- Exercise goal
Pick out each line containing the string "negative" and copy it.

┌─ Data for this task

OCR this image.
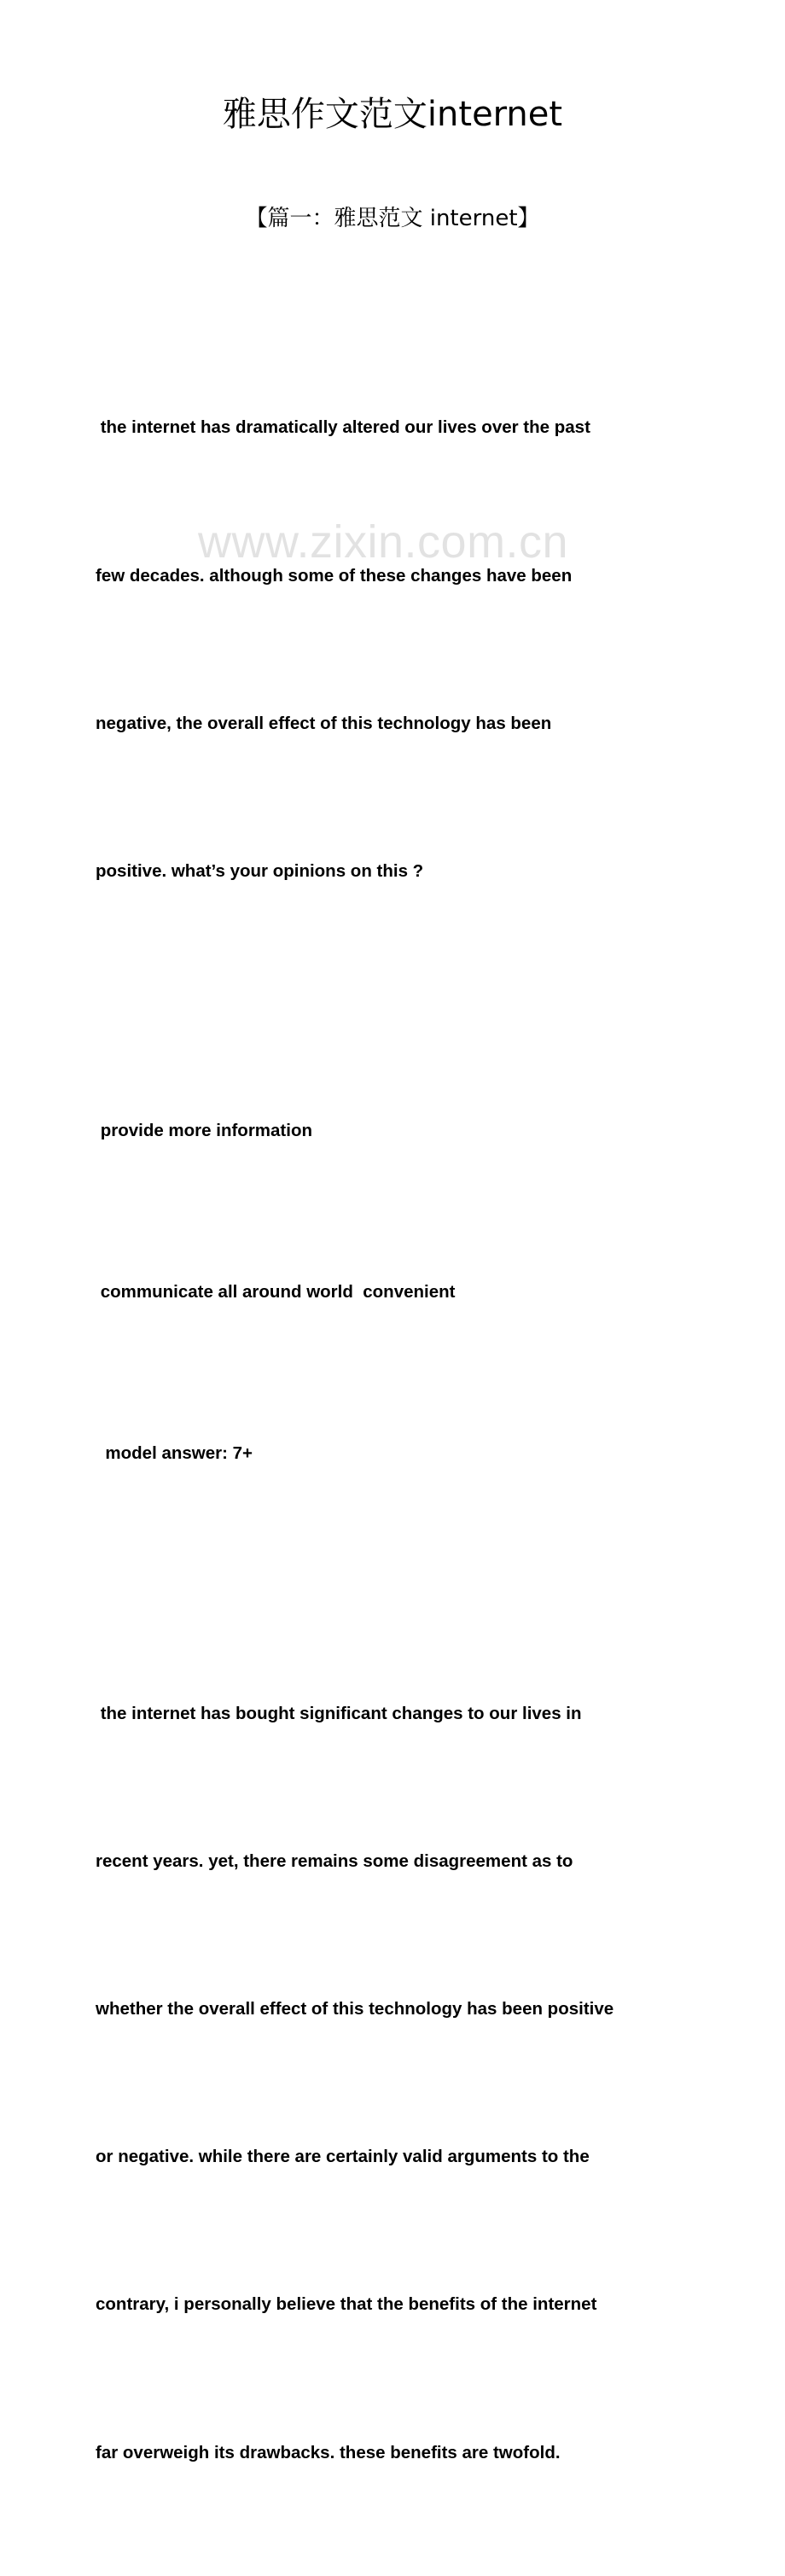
雅思作文范文internet
【篇一：雅思范文 internet】

the internet has dramatically altered our lives over the past

few decades. although some of these changes have been

negative, the overall effect of this technology has been

positive. what’s your opinions on this ?

provide more information

communicate all around world  convenient

model answer: 7+

the internet has bought significant changes to our lives in

recent years. yet, there remains some disagreement as to

whether the overall effect of this technology has been positive

or negative. while there are certainly valid arguments to the

contrary, i personally believe that the benefits of the internet

far overweigh its drawbacks. these benefits are twofold.

www.zixin.com.cn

└─

- Output
negative, the overall effect of this technology has been
or negative. while there are certainly valid arguments to the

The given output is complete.